### Short exercise
Write out the data below exactly, line for line, and leave out the picture.

═════ Working data

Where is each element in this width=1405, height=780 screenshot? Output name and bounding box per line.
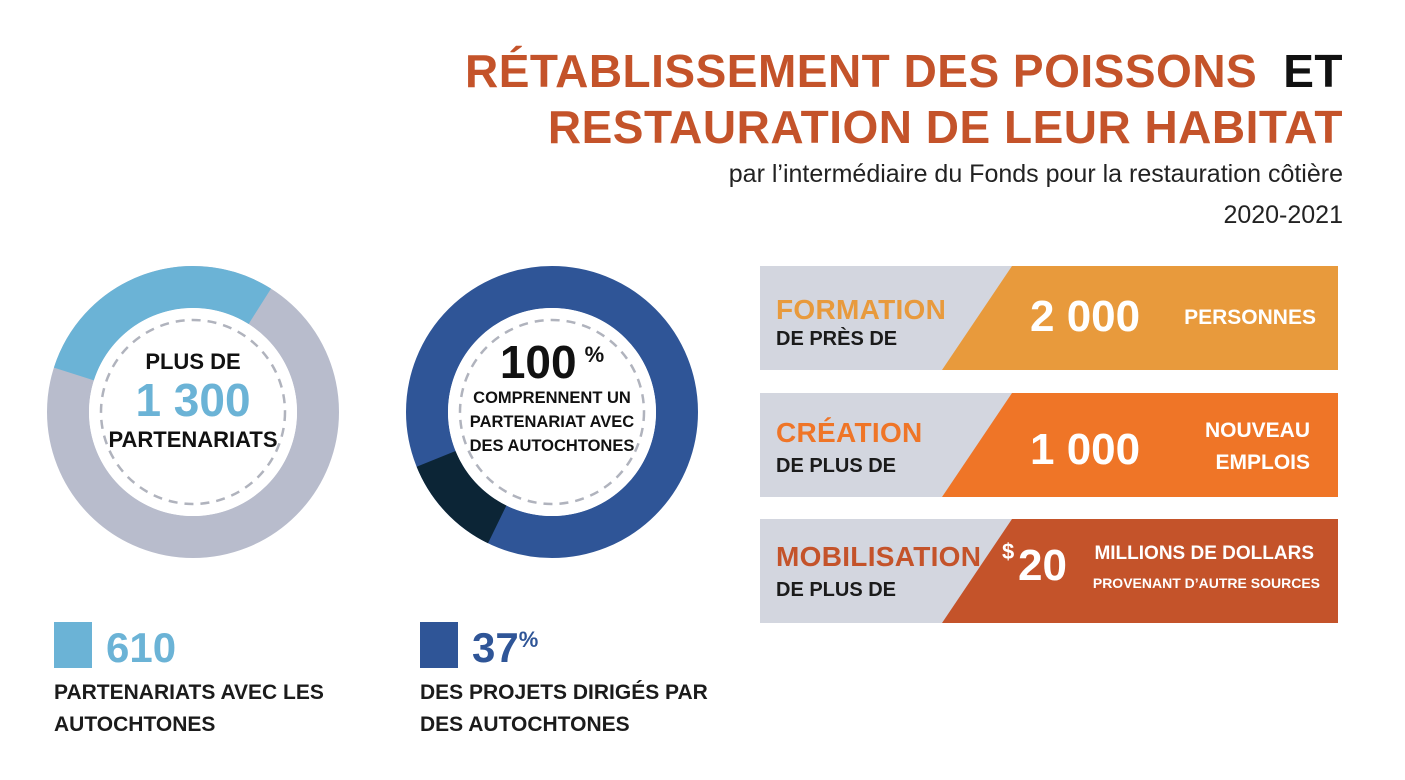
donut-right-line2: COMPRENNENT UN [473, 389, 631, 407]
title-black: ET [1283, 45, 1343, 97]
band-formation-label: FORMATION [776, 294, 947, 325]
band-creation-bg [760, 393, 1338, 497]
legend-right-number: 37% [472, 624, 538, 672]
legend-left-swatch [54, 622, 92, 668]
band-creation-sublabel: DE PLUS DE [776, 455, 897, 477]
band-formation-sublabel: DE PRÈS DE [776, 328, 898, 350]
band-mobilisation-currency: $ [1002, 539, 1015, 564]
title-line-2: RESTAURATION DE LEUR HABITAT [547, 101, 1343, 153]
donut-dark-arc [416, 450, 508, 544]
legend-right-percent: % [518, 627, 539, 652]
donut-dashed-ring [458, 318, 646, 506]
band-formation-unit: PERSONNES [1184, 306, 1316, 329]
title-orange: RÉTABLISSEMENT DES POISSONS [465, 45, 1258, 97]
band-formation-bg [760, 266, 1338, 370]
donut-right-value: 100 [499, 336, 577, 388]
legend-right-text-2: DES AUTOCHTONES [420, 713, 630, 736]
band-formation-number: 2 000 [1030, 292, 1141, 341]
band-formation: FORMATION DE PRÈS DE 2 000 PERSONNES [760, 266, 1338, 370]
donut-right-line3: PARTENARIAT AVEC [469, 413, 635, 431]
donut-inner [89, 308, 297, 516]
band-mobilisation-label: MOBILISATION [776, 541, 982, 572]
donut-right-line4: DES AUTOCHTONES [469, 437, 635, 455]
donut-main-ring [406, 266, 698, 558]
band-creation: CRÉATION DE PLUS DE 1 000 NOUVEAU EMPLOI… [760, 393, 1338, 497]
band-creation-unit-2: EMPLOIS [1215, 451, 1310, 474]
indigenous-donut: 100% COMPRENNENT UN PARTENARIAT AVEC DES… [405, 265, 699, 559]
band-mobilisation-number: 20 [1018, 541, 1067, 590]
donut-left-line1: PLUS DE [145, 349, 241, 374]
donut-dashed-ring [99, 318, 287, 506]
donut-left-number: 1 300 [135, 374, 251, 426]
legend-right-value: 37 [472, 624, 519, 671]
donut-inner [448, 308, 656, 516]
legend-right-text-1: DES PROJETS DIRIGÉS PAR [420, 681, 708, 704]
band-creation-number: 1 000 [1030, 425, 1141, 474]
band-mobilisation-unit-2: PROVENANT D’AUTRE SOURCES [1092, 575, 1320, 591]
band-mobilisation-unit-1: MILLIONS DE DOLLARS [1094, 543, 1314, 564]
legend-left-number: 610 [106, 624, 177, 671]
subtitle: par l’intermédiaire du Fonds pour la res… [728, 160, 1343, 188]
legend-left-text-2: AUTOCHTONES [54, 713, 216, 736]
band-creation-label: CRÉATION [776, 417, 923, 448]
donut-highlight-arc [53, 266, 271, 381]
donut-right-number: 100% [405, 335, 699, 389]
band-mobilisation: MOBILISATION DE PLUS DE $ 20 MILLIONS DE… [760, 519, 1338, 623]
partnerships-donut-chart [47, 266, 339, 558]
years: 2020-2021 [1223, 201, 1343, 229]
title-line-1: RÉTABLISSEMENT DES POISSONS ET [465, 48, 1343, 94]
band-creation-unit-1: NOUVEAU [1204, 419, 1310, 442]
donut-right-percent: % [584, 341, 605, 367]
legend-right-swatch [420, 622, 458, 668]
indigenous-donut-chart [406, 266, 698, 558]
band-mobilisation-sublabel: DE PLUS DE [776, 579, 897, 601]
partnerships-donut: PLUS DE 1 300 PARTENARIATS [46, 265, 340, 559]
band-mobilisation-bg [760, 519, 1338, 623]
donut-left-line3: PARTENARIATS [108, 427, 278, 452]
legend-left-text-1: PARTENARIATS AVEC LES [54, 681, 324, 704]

══════════

### Completed exercise
Where is each element in this width=1405, height=780 screenshot? Output name and bounding box per line.
donut-right-line2: COMPRENNENT UN [473, 389, 631, 407]
title-black: ET [1283, 45, 1343, 97]
band-formation-label: FORMATION [776, 294, 947, 325]
band-creation-bg [760, 393, 1338, 497]
legend-right-number: 37% [472, 624, 538, 672]
legend-left-swatch [54, 622, 92, 668]
band-creation-sublabel: DE PLUS DE [776, 455, 897, 477]
band-formation-sublabel: DE PRÈS DE [776, 328, 898, 350]
band-mobilisation-currency: $ [1002, 539, 1015, 564]
title-line-2: RESTAURATION DE LEUR HABITAT [547, 101, 1343, 153]
donut-dark-arc [416, 450, 508, 544]
legend-right-percent: % [518, 627, 539, 652]
donut-dashed-ring [458, 318, 646, 506]
band-formation-unit: PERSONNES [1184, 306, 1316, 329]
title-orange: RÉTABLISSEMENT DES POISSONS [465, 45, 1258, 97]
band-formation-bg [760, 266, 1338, 370]
donut-right-value: 100 [499, 336, 577, 388]
legend-right-text-2: DES AUTOCHTONES [420, 713, 630, 736]
band-formation-number: 2 000 [1030, 292, 1141, 341]
band-formation: FORMATION DE PRÈS DE 2 000 PERSONNES [760, 266, 1338, 370]
donut-right-line3: PARTENARIAT AVEC [469, 413, 635, 431]
donut-inner [89, 308, 297, 516]
band-mobilisation-label: MOBILISATION [776, 541, 982, 572]
donut-right-line4: DES AUTOCHTONES [469, 437, 635, 455]
donut-main-ring [406, 266, 698, 558]
band-creation: CRÉATION DE PLUS DE 1 000 NOUVEAU EMPLOI… [760, 393, 1338, 497]
band-creation-unit-2: EMPLOIS [1215, 451, 1310, 474]
indigenous-donut: 100% COMPRENNENT UN PARTENARIAT AVEC DES… [405, 265, 699, 559]
band-mobilisation-number: 20 [1018, 541, 1067, 590]
donut-left-line1: PLUS DE [145, 349, 241, 374]
donut-dashed-ring [99, 318, 287, 506]
donut-left-number: 1 300 [135, 374, 251, 426]
legend-right-value: 37 [472, 624, 519, 671]
donut-inner [448, 308, 656, 516]
legend-right-text-1: DES PROJETS DIRIGÉS PAR [420, 681, 708, 704]
band-creation-number: 1 000 [1030, 425, 1141, 474]
band-mobilisation-unit-2: PROVENANT D’AUTRE SOURCES [1092, 575, 1320, 591]
band-mobilisation-unit-1: MILLIONS DE DOLLARS [1094, 543, 1314, 564]
legend-left-number: 610 [106, 624, 177, 671]
subtitle: par l’intermédiaire du Fonds pour la res… [728, 160, 1343, 188]
legend-left-text-2: AUTOCHTONES [54, 713, 216, 736]
band-creation-label: CRÉATION [776, 417, 923, 448]
donut-highlight-arc [53, 266, 271, 381]
donut-right-number: 100% [405, 335, 699, 389]
band-mobilisation: MOBILISATION DE PLUS DE $ 20 MILLIONS DE… [760, 519, 1338, 623]
partnerships-donut-chart [47, 266, 339, 558]
years: 2020-2021 [1223, 201, 1343, 229]
title-line-1: RÉTABLISSEMENT DES POISSONS ET [465, 48, 1343, 94]
band-creation-unit-1: NOUVEAU [1204, 419, 1310, 442]
donut-right-percent: % [584, 341, 605, 367]
legend-right-swatch [420, 622, 458, 668]
indigenous-donut-chart [406, 266, 698, 558]
band-mobilisation-sublabel: DE PLUS DE [776, 579, 897, 601]
partnerships-donut: PLUS DE 1 300 PARTENARIATS [46, 265, 340, 559]
band-mobilisation-bg [760, 519, 1338, 623]
donut-left-line3: PARTENARIATS [108, 427, 278, 452]
legend-left-text-1: PARTENARIATS AVEC LES [54, 681, 324, 704]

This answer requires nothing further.